### EXERCISE DESCRIPTION:
Among the records that follow, count the lines with the string "name"; report only that count.

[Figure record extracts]
※
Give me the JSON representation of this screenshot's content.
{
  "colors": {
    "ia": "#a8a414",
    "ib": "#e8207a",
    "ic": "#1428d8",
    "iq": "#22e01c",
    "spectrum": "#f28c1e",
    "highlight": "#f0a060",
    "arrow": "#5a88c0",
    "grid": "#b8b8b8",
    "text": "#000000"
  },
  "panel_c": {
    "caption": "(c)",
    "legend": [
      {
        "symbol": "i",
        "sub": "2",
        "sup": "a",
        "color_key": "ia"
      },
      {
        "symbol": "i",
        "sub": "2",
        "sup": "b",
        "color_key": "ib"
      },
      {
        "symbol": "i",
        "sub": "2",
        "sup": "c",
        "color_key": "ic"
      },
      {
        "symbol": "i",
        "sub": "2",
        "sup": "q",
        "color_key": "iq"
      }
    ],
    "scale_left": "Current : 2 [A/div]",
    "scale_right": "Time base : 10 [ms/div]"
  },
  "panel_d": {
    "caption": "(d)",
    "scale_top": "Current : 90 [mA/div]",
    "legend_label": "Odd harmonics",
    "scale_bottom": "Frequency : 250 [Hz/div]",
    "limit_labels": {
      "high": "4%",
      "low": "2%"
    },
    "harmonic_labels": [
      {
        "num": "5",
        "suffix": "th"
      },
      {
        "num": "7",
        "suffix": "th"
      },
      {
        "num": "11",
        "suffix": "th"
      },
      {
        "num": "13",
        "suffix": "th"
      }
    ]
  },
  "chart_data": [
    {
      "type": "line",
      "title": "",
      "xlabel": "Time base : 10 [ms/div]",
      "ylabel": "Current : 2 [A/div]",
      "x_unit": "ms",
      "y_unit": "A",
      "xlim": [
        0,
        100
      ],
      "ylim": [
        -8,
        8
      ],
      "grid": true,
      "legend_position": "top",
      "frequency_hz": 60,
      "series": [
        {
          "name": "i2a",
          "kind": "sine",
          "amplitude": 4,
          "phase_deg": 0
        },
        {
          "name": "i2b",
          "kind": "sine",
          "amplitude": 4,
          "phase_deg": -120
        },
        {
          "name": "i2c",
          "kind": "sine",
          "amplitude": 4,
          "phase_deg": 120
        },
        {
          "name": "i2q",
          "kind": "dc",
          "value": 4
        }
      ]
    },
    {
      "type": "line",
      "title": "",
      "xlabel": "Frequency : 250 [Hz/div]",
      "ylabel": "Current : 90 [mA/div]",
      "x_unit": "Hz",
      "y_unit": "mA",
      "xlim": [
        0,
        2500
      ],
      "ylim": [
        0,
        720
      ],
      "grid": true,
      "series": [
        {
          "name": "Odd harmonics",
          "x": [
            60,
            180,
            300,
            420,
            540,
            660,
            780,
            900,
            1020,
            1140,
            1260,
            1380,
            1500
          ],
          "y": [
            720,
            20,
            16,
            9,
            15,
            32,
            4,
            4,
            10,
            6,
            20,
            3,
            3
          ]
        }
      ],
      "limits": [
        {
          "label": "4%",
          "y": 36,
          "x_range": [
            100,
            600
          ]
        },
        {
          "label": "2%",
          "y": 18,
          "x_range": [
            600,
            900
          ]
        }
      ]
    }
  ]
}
※
### ANSWER TO THIS TASK:
5